Exercise input start
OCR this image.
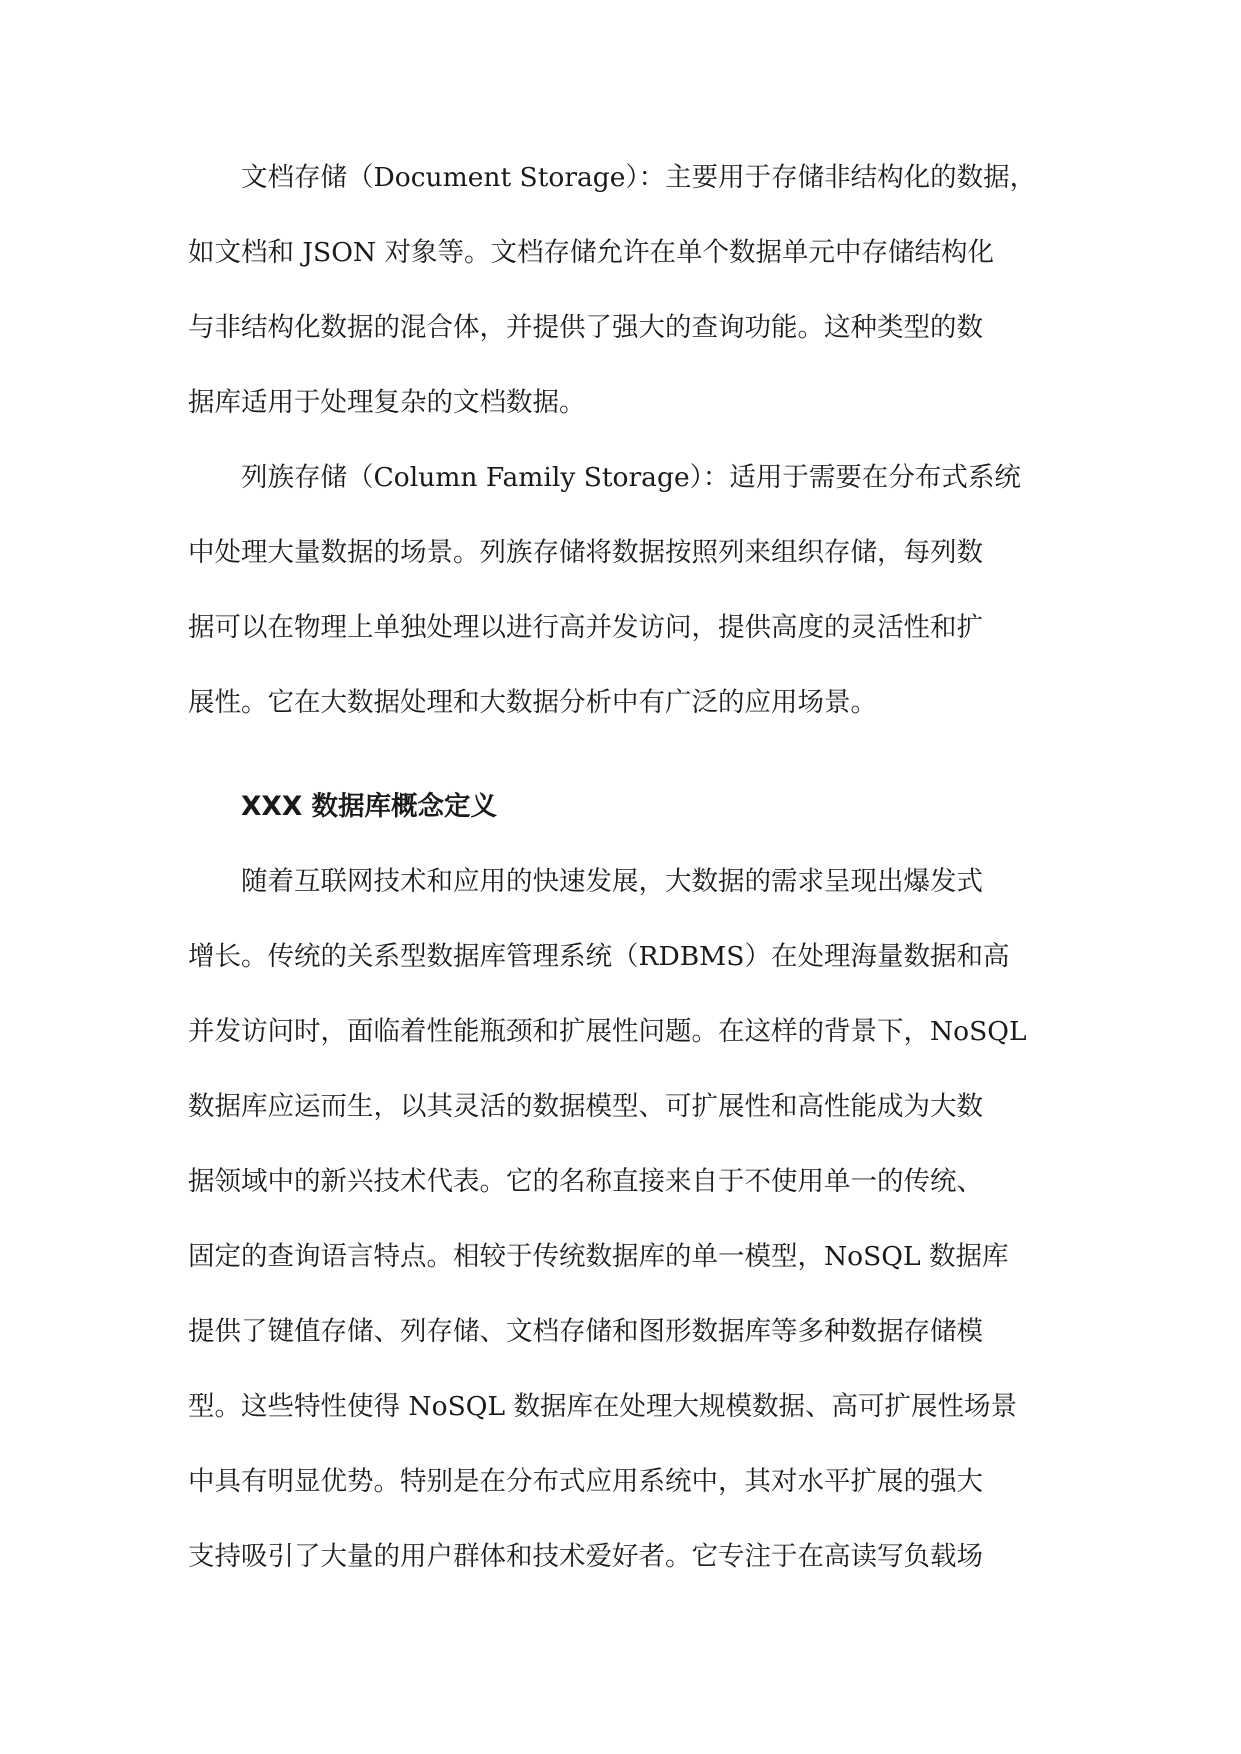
文档存储（Document Storage）：主要用于存储非结构化的数据，
如文档和 JSON 对象等。文档存储允许在单个数据单元中存储结构化
与非结构化数据的混合体，并提供了强大的查询功能。这种类型的数
据库适用于处理复杂的文档数据。

列族存储（Column Family Storage）：适用于需要在分布式系统
中处理大量数据的场景。列族存储将数据按照列来组织存储，每列数
据可以在物理上单独处理以进行高并发访问，提供高度的灵活性和扩
展性。它在大数据处理和大数据分析中有广泛的应用场景。

XXX 数据库概念定义

随着互联网技术和应用的快速发展，大数据的需求呈现出爆发式
增长。传统的关系型数据库管理系统（RDBMS）在处理海量数据和高
并发访问时，面临着性能瓶颈和扩展性问题。在这样的背景下，NoSQL
数据库应运而生，以其灵活的数据模型、可扩展性和高性能成为大数
据领域中的新兴技术代表。它的名称直接来自于不使用单一的传统、
固定的查询语言特点。相较于传统数据库的单一模型，NoSQL 数据库
提供了键值存储、列存储、文档存储和图形数据库等多种数据存储模
型。这些特性使得 NoSQL 数据库在处理大规模数据、高可扩展性场景
中具有明显优势。特别是在分布式应用系统中，其对水平扩展的强大
支持吸引了大量的用户群体和技术爱好者。它专注于在高读写负载场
Exercise input end
Exercise description:
Repeat verbatim all the material, but not the pictures.

Finished task:
OCR this image.
文档存储（Document Storage）：主要用于存储非结构化的数据，
如文档和 JSON 对象等。文档存储允许在单个数据单元中存储结构化
与非结构化数据的混合体，并提供了强大的查询功能。这种类型的数
据库适用于处理复杂的文档数据。

列族存储（Column Family Storage）：适用于需要在分布式系统
中处理大量数据的场景。列族存储将数据按照列来组织存储，每列数
据可以在物理上单独处理以进行高并发访问，提供高度的灵活性和扩
展性。它在大数据处理和大数据分析中有广泛的应用场景。

XXX 数据库概念定义

随着互联网技术和应用的快速发展，大数据的需求呈现出爆发式
增长。传统的关系型数据库管理系统（RDBMS）在处理海量数据和高
并发访问时，面临着性能瓶颈和扩展性问题。在这样的背景下，NoSQL
数据库应运而生，以其灵活的数据模型、可扩展性和高性能成为大数
据领域中的新兴技术代表。它的名称直接来自于不使用单一的传统、
固定的查询语言特点。相较于传统数据库的单一模型，NoSQL 数据库
提供了键值存储、列存储、文档存储和图形数据库等多种数据存储模
型。这些特性使得 NoSQL 数据库在处理大规模数据、高可扩展性场景
中具有明显优势。特别是在分布式应用系统中，其对水平扩展的强大
支持吸引了大量的用户群体和技术爱好者。它专注于在高读写负载场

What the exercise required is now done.